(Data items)
========

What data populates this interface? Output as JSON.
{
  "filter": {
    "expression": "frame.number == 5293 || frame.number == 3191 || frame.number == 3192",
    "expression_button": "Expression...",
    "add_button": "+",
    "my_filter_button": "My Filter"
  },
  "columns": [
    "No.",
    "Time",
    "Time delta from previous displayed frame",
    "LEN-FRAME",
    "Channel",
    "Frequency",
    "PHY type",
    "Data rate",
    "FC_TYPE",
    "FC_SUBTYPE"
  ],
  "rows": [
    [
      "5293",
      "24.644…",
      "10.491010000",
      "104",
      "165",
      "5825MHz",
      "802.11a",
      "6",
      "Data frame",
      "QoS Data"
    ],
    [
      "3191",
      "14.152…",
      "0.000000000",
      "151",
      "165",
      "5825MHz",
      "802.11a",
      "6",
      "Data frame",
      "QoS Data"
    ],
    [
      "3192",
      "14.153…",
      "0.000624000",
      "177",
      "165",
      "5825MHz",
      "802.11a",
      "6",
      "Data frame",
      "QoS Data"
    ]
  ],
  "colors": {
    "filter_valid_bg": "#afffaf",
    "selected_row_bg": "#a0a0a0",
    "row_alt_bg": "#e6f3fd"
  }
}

========

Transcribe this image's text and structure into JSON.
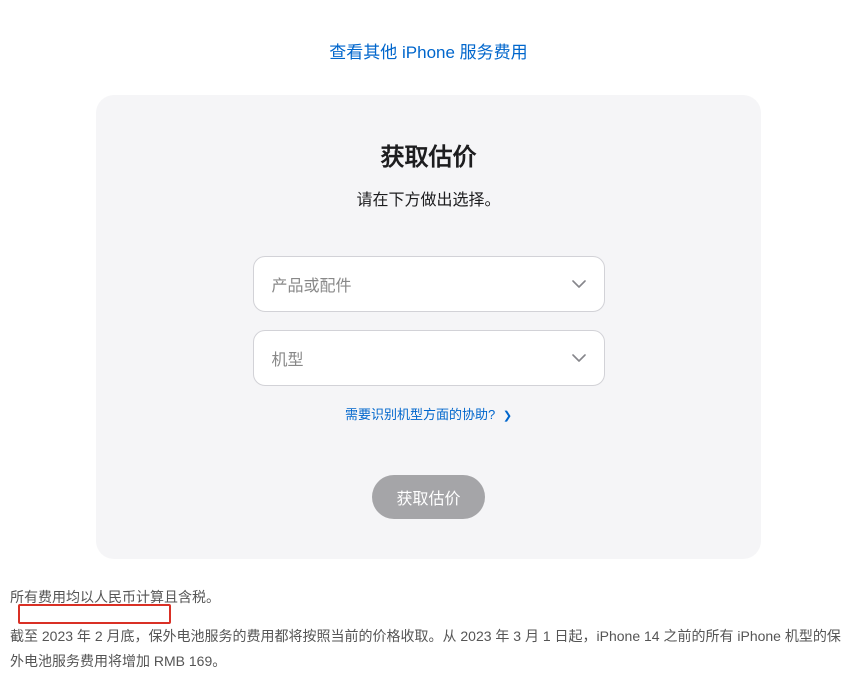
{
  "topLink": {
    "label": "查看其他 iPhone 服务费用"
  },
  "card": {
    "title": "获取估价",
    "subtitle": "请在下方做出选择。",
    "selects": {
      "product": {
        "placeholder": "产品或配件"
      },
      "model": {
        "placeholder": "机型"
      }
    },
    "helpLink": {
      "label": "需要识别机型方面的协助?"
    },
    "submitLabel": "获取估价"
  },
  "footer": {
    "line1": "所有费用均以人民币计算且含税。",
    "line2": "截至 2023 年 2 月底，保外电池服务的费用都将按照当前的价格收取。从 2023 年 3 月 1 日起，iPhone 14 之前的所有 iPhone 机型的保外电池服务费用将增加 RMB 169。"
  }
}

========

Problem details:
Copy out every line with the word "JSON".

The output:
What data populates this interface? Output as JSON.
Transcribe this image's text and structure into JSON.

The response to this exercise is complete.